**WHAT NEEDS TO BE DONE:** Write the records below out in full, character for character, with no pictures.

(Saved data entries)
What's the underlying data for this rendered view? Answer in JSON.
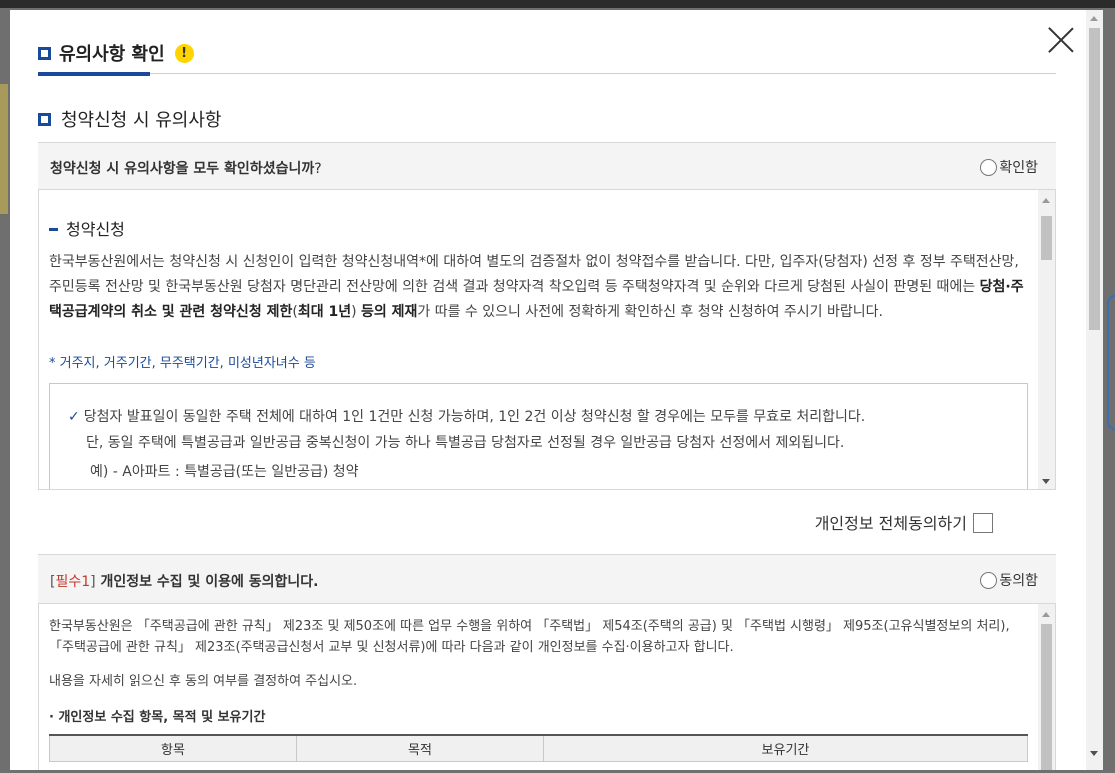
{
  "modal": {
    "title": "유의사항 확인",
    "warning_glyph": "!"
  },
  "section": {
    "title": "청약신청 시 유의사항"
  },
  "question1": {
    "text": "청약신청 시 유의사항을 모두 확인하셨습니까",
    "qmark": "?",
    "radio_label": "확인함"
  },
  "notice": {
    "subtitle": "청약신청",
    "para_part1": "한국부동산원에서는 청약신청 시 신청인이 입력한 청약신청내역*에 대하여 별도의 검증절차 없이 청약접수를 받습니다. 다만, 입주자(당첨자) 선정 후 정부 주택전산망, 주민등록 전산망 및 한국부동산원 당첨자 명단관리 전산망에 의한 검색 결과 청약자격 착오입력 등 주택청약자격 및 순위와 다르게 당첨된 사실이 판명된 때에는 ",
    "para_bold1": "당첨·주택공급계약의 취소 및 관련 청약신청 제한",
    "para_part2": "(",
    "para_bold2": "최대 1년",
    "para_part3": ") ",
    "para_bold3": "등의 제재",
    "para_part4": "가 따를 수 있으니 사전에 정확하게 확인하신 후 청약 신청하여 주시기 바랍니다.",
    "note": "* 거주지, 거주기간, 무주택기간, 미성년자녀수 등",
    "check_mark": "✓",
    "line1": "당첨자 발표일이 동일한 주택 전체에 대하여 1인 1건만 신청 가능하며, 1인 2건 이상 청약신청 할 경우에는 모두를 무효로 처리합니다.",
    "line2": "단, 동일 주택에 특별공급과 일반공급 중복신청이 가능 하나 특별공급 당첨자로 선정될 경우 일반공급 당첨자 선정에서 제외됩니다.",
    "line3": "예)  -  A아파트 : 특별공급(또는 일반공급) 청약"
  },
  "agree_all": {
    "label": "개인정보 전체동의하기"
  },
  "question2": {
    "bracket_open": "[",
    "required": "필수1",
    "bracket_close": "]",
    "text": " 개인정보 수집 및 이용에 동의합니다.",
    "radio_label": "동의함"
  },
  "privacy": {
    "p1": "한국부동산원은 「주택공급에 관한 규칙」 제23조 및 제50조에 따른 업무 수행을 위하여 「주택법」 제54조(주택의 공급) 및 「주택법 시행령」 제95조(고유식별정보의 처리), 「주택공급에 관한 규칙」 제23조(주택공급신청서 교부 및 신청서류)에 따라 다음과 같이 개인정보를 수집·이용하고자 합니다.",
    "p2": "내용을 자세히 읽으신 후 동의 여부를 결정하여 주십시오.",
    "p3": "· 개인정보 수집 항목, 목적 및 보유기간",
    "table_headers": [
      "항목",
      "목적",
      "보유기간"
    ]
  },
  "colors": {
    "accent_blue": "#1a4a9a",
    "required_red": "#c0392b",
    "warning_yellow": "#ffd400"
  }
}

**WRITTEN REPLY:**
What's the underlying data for this rendered view? Answer in JSON.
{
  "modal": {
    "title": "유의사항 확인",
    "warning_glyph": "!"
  },
  "section": {
    "title": "청약신청 시 유의사항"
  },
  "question1": {
    "text": "청약신청 시 유의사항을 모두 확인하셨습니까",
    "qmark": "?",
    "radio_label": "확인함"
  },
  "notice": {
    "subtitle": "청약신청",
    "para_part1": "한국부동산원에서는 청약신청 시 신청인이 입력한 청약신청내역*에 대하여 별도의 검증절차 없이 청약접수를 받습니다. 다만, 입주자(당첨자) 선정 후 정부 주택전산망, 주민등록 전산망 및 한국부동산원 당첨자 명단관리 전산망에 의한 검색 결과 청약자격 착오입력 등 주택청약자격 및 순위와 다르게 당첨된 사실이 판명된 때에는 ",
    "para_bold1": "당첨·주택공급계약의 취소 및 관련 청약신청 제한",
    "para_part2": "(",
    "para_bold2": "최대 1년",
    "para_part3": ") ",
    "para_bold3": "등의 제재",
    "para_part4": "가 따를 수 있으니 사전에 정확하게 확인하신 후 청약 신청하여 주시기 바랍니다.",
    "note": "* 거주지, 거주기간, 무주택기간, 미성년자녀수 등",
    "check_mark": "✓",
    "line1": "당첨자 발표일이 동일한 주택 전체에 대하여 1인 1건만 신청 가능하며, 1인 2건 이상 청약신청 할 경우에는 모두를 무효로 처리합니다.",
    "line2": "단, 동일 주택에 특별공급과 일반공급 중복신청이 가능 하나 특별공급 당첨자로 선정될 경우 일반공급 당첨자 선정에서 제외됩니다.",
    "line3": "예)  -  A아파트 : 특별공급(또는 일반공급) 청약"
  },
  "agree_all": {
    "label": "개인정보 전체동의하기"
  },
  "question2": {
    "bracket_open": "[",
    "required": "필수1",
    "bracket_close": "]",
    "text": " 개인정보 수집 및 이용에 동의합니다.",
    "radio_label": "동의함"
  },
  "privacy": {
    "p1": "한국부동산원은 「주택공급에 관한 규칙」 제23조 및 제50조에 따른 업무 수행을 위하여 「주택법」 제54조(주택의 공급) 및 「주택법 시행령」 제95조(고유식별정보의 처리), 「주택공급에 관한 규칙」 제23조(주택공급신청서 교부 및 신청서류)에 따라 다음과 같이 개인정보를 수집·이용하고자 합니다.",
    "p2": "내용을 자세히 읽으신 후 동의 여부를 결정하여 주십시오.",
    "p3": "· 개인정보 수집 항목, 목적 및 보유기간",
    "table_headers": [
      "항목",
      "목적",
      "보유기간"
    ]
  },
  "colors": {
    "accent_blue": "#1a4a9a",
    "required_red": "#c0392b",
    "warning_yellow": "#ffd400"
  }
}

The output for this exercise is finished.